- [Exercise data]
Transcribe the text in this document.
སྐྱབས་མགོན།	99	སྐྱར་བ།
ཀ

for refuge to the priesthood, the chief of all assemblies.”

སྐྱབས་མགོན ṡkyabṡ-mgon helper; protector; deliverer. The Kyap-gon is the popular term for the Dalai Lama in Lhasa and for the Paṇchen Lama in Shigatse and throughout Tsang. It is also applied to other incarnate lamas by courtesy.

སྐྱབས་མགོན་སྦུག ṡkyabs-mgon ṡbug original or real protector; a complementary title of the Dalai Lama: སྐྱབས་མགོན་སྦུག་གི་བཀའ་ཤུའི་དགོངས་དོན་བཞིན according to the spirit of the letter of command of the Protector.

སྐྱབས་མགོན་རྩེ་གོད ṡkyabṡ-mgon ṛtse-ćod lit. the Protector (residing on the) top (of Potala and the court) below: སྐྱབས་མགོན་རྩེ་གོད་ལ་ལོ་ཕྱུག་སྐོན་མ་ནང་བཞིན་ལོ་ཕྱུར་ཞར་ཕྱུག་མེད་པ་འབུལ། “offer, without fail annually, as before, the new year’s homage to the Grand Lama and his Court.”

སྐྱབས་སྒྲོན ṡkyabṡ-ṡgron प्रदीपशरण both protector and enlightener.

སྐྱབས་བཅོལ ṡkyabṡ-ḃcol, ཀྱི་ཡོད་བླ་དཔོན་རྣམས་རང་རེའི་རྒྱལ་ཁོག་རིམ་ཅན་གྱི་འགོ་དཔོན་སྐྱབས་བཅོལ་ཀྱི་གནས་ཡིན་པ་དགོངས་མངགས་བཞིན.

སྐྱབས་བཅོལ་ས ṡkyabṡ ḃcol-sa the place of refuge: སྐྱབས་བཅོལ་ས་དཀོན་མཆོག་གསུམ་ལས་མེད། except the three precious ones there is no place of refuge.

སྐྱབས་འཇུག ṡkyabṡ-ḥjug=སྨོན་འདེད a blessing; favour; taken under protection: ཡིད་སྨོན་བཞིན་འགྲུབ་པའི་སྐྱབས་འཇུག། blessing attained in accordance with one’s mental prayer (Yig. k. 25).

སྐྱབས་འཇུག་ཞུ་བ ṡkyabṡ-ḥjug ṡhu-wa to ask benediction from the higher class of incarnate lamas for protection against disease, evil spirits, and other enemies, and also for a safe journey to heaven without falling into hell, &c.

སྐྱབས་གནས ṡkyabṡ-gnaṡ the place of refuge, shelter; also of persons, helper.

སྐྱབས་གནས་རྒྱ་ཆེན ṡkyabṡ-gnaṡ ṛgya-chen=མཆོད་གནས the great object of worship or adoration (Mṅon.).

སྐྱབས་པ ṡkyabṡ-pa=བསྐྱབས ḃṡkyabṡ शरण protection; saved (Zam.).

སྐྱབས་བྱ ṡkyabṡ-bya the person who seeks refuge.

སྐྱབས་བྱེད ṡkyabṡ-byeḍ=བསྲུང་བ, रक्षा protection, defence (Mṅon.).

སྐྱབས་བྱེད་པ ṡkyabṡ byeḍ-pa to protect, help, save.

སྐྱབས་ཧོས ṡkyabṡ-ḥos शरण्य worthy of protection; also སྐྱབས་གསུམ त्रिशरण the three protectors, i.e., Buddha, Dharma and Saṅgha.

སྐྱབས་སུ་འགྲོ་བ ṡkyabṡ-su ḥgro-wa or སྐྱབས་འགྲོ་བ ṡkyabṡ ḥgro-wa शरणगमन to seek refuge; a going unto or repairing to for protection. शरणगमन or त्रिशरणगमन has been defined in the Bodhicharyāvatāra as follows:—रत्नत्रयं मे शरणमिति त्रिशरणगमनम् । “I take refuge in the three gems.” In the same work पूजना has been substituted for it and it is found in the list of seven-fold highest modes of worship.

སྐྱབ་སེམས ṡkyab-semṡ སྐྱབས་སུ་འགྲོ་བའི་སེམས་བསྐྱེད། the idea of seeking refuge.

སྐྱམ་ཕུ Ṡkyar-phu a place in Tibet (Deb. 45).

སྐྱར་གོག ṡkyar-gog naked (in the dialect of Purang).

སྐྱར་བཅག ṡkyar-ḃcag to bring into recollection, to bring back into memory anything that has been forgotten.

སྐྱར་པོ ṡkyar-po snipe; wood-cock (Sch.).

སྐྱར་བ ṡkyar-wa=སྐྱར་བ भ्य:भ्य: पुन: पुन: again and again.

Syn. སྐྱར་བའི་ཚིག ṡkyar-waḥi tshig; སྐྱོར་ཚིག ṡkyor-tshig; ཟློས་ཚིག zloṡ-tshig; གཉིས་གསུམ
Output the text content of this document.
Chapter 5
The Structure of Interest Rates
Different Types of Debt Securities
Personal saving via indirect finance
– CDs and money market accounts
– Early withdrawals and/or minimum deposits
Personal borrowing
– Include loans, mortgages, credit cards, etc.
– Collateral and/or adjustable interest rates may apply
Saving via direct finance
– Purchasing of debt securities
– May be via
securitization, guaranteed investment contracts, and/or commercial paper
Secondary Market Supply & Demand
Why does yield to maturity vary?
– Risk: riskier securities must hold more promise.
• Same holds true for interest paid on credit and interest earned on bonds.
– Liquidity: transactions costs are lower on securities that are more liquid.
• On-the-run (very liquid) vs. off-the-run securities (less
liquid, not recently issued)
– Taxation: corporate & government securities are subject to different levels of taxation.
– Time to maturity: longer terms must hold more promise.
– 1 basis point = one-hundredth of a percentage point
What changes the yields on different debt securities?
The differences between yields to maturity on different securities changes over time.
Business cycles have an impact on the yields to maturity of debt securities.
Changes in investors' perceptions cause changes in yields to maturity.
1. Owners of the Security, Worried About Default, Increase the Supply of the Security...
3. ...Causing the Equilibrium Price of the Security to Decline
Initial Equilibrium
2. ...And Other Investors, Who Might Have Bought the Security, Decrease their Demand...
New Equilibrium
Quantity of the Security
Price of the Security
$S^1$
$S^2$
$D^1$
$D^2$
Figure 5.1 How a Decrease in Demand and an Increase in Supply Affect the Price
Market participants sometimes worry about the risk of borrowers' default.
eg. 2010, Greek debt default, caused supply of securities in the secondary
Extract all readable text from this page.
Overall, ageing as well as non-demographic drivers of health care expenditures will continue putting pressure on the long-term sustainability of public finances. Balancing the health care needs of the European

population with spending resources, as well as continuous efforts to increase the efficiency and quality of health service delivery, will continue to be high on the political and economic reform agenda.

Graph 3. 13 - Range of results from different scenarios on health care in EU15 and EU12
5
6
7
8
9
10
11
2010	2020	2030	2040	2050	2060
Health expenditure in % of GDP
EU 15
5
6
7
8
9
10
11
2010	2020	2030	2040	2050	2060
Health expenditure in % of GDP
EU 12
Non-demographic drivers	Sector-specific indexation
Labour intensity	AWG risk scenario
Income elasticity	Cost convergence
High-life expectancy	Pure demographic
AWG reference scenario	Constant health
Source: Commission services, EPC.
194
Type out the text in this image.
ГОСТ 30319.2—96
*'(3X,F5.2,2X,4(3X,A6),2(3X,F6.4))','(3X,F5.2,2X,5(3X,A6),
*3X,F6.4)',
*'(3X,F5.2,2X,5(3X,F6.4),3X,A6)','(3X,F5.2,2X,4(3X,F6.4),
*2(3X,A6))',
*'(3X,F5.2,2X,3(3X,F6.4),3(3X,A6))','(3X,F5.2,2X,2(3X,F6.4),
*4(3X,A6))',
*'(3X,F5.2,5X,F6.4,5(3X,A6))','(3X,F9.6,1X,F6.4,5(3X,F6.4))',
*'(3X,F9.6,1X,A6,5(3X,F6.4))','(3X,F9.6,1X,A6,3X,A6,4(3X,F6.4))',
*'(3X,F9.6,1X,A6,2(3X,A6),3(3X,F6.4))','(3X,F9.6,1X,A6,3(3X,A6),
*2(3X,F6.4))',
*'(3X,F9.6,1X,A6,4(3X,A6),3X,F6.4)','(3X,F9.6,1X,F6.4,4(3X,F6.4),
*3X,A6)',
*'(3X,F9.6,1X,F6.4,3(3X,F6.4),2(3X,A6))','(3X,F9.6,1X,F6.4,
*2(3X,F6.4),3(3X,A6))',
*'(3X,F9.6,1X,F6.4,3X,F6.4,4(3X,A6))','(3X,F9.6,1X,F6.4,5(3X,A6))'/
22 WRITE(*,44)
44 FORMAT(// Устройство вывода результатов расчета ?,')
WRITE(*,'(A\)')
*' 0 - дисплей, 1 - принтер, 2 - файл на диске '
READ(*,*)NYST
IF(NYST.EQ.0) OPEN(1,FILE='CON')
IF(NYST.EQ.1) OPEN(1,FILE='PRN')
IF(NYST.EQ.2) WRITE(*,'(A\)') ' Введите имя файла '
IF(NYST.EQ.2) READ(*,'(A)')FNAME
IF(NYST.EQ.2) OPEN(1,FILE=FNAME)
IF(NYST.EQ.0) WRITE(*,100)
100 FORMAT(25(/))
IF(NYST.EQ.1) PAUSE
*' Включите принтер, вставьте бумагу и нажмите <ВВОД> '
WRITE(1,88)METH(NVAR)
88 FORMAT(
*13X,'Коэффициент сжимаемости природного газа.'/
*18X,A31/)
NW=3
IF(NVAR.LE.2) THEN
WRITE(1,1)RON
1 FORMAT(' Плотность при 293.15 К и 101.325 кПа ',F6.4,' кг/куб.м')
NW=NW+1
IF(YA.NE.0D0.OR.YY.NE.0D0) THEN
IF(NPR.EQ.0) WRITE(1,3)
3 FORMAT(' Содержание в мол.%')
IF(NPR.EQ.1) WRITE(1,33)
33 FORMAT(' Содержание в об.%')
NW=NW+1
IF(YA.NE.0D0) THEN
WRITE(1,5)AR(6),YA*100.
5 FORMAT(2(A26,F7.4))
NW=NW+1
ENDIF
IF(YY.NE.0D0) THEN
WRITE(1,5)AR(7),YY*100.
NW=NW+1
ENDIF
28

- [Problem statement] Your answer should be a single number: how many lines in the data above include "OPEN"?

- [Answer to this exercise] 3